-- start of Data to use --

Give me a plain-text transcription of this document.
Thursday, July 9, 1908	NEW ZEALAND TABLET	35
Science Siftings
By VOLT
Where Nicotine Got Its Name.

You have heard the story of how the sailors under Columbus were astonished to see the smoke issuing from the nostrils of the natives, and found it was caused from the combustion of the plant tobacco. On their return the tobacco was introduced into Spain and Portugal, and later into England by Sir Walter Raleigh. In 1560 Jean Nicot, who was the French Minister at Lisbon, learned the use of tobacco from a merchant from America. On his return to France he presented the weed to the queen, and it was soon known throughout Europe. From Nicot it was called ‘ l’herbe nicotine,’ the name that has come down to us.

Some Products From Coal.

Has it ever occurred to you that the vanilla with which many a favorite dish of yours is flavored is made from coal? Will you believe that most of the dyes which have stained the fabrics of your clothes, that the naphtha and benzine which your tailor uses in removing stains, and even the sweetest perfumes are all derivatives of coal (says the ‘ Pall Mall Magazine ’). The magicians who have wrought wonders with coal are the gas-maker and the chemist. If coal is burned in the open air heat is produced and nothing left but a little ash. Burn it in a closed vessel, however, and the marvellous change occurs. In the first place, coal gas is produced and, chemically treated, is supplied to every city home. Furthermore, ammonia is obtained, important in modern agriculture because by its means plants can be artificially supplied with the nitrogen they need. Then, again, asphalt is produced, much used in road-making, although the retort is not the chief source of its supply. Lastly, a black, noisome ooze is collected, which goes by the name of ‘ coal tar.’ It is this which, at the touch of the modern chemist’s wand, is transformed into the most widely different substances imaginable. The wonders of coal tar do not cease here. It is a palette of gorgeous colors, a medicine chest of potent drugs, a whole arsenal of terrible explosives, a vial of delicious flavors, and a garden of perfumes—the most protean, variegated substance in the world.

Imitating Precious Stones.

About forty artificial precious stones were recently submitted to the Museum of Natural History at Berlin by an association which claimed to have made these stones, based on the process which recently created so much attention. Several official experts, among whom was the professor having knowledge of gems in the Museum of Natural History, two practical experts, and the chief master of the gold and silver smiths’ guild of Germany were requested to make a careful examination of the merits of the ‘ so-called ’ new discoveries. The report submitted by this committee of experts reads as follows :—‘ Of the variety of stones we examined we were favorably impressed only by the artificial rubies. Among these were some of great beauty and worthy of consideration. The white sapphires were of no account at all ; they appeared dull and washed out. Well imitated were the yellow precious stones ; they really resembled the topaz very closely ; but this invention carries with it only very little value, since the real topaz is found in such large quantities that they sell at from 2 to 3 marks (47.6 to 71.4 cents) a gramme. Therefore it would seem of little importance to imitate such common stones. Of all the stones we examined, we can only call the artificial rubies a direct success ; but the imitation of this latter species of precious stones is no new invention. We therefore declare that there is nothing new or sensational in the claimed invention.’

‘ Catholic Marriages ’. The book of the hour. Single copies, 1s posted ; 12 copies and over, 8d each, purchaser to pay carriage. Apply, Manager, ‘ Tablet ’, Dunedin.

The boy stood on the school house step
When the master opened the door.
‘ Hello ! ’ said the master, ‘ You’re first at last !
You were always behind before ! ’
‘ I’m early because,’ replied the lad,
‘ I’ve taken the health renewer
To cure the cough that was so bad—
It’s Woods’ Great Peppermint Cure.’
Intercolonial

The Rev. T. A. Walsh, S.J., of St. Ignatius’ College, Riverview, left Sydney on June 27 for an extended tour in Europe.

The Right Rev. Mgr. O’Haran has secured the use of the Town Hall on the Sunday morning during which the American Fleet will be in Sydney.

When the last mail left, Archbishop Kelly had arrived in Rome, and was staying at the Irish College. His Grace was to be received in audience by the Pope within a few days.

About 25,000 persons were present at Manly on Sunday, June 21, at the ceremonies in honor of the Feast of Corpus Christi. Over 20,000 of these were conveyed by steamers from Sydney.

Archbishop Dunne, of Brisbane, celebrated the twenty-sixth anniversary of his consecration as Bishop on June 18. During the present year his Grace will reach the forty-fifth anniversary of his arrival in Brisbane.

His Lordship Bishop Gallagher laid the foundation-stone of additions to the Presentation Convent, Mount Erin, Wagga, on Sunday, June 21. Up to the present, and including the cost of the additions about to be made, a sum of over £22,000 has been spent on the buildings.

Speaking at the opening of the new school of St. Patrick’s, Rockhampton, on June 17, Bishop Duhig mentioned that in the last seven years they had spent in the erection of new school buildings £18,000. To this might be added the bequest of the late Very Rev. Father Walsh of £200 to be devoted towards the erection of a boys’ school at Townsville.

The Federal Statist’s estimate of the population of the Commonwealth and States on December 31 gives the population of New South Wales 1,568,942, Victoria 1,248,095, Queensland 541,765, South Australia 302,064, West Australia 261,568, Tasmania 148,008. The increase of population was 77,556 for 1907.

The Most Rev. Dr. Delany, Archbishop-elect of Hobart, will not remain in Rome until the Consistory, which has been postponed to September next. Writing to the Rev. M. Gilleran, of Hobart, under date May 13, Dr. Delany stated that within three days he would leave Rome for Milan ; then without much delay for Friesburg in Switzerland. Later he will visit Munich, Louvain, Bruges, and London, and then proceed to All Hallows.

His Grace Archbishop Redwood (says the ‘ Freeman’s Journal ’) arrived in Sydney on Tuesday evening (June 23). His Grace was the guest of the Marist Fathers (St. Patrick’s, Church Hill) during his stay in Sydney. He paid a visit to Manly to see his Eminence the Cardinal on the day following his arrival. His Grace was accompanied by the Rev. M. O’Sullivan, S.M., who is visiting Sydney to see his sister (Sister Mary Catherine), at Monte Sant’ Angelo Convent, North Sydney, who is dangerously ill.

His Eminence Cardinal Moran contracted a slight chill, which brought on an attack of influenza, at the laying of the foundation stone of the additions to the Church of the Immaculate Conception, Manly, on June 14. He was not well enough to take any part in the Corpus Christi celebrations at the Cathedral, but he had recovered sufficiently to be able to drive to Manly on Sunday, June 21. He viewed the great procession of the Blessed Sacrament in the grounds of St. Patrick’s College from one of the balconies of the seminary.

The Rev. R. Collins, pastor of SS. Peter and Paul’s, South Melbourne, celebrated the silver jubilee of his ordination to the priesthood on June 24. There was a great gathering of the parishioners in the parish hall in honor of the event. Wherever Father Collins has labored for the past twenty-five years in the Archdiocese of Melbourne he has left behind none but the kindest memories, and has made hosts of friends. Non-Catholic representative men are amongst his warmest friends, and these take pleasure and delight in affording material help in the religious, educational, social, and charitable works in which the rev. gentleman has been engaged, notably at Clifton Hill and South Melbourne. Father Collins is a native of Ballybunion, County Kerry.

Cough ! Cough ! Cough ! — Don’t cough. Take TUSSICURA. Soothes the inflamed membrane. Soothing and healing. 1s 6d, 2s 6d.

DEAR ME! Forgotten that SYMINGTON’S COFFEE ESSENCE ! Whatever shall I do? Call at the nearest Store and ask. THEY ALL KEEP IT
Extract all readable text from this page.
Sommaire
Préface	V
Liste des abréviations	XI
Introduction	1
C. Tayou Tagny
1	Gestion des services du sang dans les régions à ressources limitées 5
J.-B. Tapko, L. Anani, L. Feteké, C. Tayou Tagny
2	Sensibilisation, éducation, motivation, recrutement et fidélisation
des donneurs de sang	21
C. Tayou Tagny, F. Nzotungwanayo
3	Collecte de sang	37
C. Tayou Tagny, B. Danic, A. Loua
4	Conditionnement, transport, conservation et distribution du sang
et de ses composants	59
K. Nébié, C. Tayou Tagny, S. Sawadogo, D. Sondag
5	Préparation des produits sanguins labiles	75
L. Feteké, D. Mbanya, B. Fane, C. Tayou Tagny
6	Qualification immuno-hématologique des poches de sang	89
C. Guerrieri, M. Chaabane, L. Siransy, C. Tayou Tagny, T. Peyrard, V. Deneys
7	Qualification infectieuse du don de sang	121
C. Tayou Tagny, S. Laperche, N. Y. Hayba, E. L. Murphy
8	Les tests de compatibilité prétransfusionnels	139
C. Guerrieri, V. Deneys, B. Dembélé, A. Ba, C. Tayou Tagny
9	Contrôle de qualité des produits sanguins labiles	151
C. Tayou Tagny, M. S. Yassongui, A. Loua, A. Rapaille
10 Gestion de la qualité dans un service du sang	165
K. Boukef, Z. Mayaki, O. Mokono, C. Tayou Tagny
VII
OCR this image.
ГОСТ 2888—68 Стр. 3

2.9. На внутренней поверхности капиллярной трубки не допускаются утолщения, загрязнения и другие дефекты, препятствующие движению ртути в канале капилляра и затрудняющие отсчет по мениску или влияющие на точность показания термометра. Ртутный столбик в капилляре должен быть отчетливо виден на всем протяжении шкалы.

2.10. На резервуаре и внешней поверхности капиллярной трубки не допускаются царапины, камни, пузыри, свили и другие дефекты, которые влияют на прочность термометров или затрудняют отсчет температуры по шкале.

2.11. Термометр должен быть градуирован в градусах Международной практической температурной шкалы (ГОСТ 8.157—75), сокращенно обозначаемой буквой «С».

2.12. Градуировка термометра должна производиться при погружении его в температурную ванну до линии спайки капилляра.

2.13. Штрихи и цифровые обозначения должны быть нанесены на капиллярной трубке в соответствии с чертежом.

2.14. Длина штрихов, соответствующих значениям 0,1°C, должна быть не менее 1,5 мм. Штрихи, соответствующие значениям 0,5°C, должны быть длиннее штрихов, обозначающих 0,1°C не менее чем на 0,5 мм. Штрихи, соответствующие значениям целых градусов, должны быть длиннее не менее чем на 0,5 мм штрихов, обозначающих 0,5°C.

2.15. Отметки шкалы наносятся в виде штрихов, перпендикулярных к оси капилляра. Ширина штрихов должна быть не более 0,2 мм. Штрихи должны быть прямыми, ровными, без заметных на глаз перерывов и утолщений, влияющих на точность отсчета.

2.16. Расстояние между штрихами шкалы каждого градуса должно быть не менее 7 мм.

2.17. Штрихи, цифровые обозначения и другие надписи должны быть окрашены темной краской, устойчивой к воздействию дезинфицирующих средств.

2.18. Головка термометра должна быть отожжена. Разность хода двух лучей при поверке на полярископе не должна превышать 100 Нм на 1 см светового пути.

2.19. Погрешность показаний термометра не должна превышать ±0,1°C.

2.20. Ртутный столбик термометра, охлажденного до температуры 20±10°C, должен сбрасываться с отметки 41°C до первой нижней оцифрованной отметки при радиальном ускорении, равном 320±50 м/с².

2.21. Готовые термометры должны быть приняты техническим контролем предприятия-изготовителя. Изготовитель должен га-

-- end of Data to use --

Your instructions:
Copy out every line of the listing that includes the string "менее".

The result:
2.14. Длина штрихов, соответствующих значениям 0,1°C, должна быть не менее 1,5 мм. Штрихи, соответствующие значениям 0,5°C, должны быть длиннее штрихов, обозначающих 0,1°C не менее чем на 0,5 мм. Штрихи, соответствующие значениям целых градусов, должны быть длиннее не менее чем на 0,5 мм штрихов, обозначающих 0,5°C.
2.16. Расстояние между штрихами шкалы каждого градуса должно быть не менее 7 мм.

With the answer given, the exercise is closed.